_TASK PROMPT_.
Pictures aside, quote the whole listing exactly.

_PROVIDED RECORDS_.
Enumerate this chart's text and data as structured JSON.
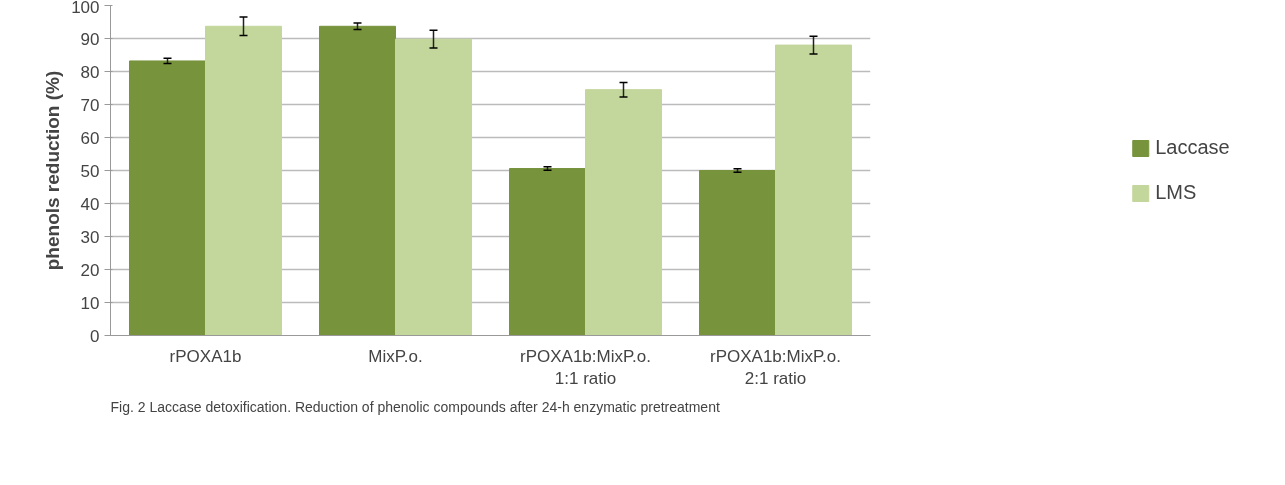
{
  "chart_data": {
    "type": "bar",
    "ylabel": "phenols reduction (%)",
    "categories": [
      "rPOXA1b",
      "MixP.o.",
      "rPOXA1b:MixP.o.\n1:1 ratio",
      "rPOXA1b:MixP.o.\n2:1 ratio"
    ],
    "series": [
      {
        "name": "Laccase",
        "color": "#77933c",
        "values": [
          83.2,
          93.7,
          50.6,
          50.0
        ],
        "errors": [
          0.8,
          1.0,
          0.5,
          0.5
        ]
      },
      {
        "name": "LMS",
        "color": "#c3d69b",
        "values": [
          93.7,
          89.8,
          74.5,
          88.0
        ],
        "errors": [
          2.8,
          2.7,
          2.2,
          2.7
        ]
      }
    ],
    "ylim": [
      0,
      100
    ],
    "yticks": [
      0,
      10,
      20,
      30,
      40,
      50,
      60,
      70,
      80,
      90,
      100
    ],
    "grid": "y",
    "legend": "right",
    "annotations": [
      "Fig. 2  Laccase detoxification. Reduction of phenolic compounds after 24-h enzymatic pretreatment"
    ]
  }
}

_SOLUTION BELOW_.
Enumerate this chart's text and data as structured JSON.
{
  "chart_data": {
    "type": "bar",
    "ylabel": "phenols reduction (%)",
    "categories": [
      "rPOXA1b",
      "MixP.o.",
      "rPOXA1b:MixP.o.\n1:1 ratio",
      "rPOXA1b:MixP.o.\n2:1 ratio"
    ],
    "series": [
      {
        "name": "Laccase",
        "color": "#77933c",
        "values": [
          83.2,
          93.7,
          50.6,
          50.0
        ],
        "errors": [
          0.8,
          1.0,
          0.5,
          0.5
        ]
      },
      {
        "name": "LMS",
        "color": "#c3d69b",
        "values": [
          93.7,
          89.8,
          74.5,
          88.0
        ],
        "errors": [
          2.8,
          2.7,
          2.2,
          2.7
        ]
      }
    ],
    "ylim": [
      0,
      100
    ],
    "yticks": [
      0,
      10,
      20,
      30,
      40,
      50,
      60,
      70,
      80,
      90,
      100
    ],
    "grid": "y",
    "legend": "right",
    "annotations": [
      "Fig. 2  Laccase detoxification. Reduction of phenolic compounds after 24-h enzymatic pretreatment"
    ]
  }
}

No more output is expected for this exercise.